**WORK TO BE COMPLETED**
Repeat the entire listing exactly as written.

Stored data entries
>> begin

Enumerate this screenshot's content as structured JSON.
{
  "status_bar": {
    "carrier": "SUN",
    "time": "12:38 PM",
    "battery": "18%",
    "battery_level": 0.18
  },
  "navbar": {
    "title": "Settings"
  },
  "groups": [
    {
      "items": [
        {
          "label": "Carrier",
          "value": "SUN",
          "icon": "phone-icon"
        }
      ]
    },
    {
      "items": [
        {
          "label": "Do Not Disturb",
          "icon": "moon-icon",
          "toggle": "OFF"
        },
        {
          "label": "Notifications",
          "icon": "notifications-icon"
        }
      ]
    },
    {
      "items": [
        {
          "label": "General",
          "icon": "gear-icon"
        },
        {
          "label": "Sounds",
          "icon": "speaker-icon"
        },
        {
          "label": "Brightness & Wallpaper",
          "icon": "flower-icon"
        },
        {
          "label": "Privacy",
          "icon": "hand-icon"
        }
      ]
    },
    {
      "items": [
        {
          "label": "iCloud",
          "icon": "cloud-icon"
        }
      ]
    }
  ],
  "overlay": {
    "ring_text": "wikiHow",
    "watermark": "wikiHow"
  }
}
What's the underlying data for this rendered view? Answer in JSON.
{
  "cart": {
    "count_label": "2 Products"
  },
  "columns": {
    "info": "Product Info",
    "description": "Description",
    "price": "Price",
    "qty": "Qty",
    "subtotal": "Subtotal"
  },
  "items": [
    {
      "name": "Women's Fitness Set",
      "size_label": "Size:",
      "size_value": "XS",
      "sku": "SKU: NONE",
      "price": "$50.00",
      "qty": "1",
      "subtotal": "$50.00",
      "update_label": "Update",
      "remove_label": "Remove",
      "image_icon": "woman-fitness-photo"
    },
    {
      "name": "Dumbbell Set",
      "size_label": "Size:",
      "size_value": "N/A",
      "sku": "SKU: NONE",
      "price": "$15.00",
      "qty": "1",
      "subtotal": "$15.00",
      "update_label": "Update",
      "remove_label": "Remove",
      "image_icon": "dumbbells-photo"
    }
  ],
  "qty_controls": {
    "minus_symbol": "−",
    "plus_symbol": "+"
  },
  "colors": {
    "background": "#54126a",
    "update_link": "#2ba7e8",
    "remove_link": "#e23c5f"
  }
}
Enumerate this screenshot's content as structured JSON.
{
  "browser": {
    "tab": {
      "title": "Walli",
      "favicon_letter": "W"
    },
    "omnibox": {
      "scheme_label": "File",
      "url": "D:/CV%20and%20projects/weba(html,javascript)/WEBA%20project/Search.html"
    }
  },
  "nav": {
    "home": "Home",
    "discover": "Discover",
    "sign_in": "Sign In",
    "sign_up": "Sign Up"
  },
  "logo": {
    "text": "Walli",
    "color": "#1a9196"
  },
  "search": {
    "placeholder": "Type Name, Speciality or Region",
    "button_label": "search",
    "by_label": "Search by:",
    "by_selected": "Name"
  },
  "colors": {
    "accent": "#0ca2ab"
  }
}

>> end

**THE RESULT**
Enumerate this screenshot's content as structured JSON.
{
  "status_bar": {
    "carrier": "SUN",
    "time": "12:38 PM",
    "battery": "18%",
    "battery_level": 0.18
  },
  "navbar": {
    "title": "Settings"
  },
  "groups": [
    {
      "items": [
        {
          "label": "Carrier",
          "value": "SUN",
          "icon": "phone-icon"
        }
      ]
    },
    {
      "items": [
        {
          "label": "Do Not Disturb",
          "icon": "moon-icon",
          "toggle": "OFF"
        },
        {
          "label": "Notifications",
          "icon": "notifications-icon"
        }
      ]
    },
    {
      "items": [
        {
          "label": "General",
          "icon": "gear-icon"
        },
        {
          "label": "Sounds",
          "icon": "speaker-icon"
        },
        {
          "label": "Brightness & Wallpaper",
          "icon": "flower-icon"
        },
        {
          "label": "Privacy",
          "icon": "hand-icon"
        }
      ]
    },
    {
      "items": [
        {
          "label": "iCloud",
          "icon": "cloud-icon"
        }
      ]
    }
  ],
  "overlay": {
    "ring_text": "wikiHow",
    "watermark": "wikiHow"
  }
}
What's the underlying data for this rendered view? Answer in JSON.
{
  "cart": {
    "count_label": "2 Products"
  },
  "columns": {
    "info": "Product Info",
    "description": "Description",
    "price": "Price",
    "qty": "Qty",
    "subtotal": "Subtotal"
  },
  "items": [
    {
      "name": "Women's Fitness Set",
      "size_label": "Size:",
      "size_value": "XS",
      "sku": "SKU: NONE",
      "price": "$50.00",
      "qty": "1",
      "subtotal": "$50.00",
      "update_label": "Update",
      "remove_label": "Remove",
      "image_icon": "woman-fitness-photo"
    },
    {
      "name": "Dumbbell Set",
      "size_label": "Size:",
      "size_value": "N/A",
      "sku": "SKU: NONE",
      "price": "$15.00",
      "qty": "1",
      "subtotal": "$15.00",
      "update_label": "Update",
      "remove_label": "Remove",
      "image_icon": "dumbbells-photo"
    }
  ],
  "qty_controls": {
    "minus_symbol": "−",
    "plus_symbol": "+"
  },
  "colors": {
    "background": "#54126a",
    "update_link": "#2ba7e8",
    "remove_link": "#e23c5f"
  }
}
Enumerate this screenshot's content as structured JSON.
{
  "browser": {
    "tab": {
      "title": "Walli",
      "favicon_letter": "W"
    },
    "omnibox": {
      "scheme_label": "File",
      "url": "D:/CV%20and%20projects/weba(html,javascript)/WEBA%20project/Search.html"
    }
  },
  "nav": {
    "home": "Home",
    "discover": "Discover",
    "sign_in": "Sign In",
    "sign_up": "Sign Up"
  },
  "logo": {
    "text": "Walli",
    "color": "#1a9196"
  },
  "search": {
    "placeholder": "Type Name, Speciality or Region",
    "button_label": "search",
    "by_label": "Search by:",
    "by_selected": "Name"
  },
  "colors": {
    "accent": "#0ca2ab"
  }
}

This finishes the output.